[Items from a data source]
◇ ◇ ◇ ◇ ◇ ◇ ◇
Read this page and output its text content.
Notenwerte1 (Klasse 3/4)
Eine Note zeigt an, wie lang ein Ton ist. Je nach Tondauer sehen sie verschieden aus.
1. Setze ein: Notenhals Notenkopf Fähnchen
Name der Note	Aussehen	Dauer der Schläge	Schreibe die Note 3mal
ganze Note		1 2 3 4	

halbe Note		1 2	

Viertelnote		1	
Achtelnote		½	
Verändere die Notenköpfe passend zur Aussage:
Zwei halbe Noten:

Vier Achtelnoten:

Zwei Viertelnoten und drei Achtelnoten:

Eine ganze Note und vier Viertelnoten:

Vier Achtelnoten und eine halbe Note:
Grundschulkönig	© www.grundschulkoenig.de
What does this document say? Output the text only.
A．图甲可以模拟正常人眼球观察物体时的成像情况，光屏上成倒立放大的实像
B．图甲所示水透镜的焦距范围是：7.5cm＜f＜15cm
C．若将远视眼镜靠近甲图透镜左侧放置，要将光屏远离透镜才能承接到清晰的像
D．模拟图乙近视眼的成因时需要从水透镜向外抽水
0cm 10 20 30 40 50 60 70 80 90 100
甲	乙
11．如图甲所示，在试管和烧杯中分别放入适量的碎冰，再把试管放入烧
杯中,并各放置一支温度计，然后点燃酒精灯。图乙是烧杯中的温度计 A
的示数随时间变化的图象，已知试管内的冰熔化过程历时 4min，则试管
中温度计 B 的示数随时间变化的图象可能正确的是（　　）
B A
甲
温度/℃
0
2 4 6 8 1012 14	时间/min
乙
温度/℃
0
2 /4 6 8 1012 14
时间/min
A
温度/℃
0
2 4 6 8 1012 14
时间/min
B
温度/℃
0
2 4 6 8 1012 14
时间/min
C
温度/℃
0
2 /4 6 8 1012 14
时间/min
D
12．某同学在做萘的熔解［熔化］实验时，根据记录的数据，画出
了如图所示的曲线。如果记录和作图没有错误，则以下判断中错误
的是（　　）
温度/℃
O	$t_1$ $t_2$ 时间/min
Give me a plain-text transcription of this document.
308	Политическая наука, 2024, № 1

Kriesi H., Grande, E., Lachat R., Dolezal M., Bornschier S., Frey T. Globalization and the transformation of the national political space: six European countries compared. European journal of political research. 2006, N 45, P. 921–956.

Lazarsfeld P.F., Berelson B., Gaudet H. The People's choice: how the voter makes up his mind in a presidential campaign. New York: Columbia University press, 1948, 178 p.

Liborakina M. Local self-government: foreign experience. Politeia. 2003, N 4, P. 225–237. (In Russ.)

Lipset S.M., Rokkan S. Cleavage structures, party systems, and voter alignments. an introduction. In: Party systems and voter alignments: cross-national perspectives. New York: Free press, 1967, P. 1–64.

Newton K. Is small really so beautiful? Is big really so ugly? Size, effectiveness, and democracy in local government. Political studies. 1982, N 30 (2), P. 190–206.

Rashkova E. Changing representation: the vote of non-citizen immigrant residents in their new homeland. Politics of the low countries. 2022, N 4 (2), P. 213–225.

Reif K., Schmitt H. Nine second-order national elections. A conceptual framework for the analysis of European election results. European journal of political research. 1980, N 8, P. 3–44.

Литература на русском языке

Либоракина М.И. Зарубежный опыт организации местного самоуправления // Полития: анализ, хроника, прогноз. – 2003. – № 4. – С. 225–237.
◇ ◇ ◇ ◇ ◇ ◇ ◇
* Required work *
In the listing above, find the line containing "Give me a plain-text" and please quote exactly that line through the last one, and no other lines.

* Exercise output *
Give me a plain-text transcription of this document.
308	Политическая наука, 2024, № 1

Kriesi H., Grande, E., Lachat R., Dolezal M., Bornschier S., Frey T. Globalization and the transformation of the national political space: six European countries compared. European journal of political research. 2006, N 45, P. 921–956.

Lazarsfeld P.F., Berelson B., Gaudet H. The People's choice: how the voter makes up his mind in a presidential campaign. New York: Columbia University press, 1948, 178 p.

Liborakina M. Local self-government: foreign experience. Politeia. 2003, N 4, P. 225–237. (In Russ.)

Lipset S.M., Rokkan S. Cleavage structures, party systems, and voter alignments. an introduction. In: Party systems and voter alignments: cross-national perspectives. New York: Free press, 1967, P. 1–64.

Newton K. Is small really so beautiful? Is big really so ugly? Size, effectiveness, and democracy in local government. Political studies. 1982, N 30 (2), P. 190–206.

Rashkova E. Changing representation: the vote of non-citizen immigrant residents in their new homeland. Politics of the low countries. 2022, N 4 (2), P. 213–225.

Reif K., Schmitt H. Nine second-order national elections. A conceptual framework for the analysis of European election results. European journal of political research. 1980, N 8, P. 3–44.

Литература на русском языке

Либоракина М.И. Зарубежный опыт организации местного самоуправления // Полития: анализ, хроника, прогноз. – 2003. – № 4. – С. 225–237.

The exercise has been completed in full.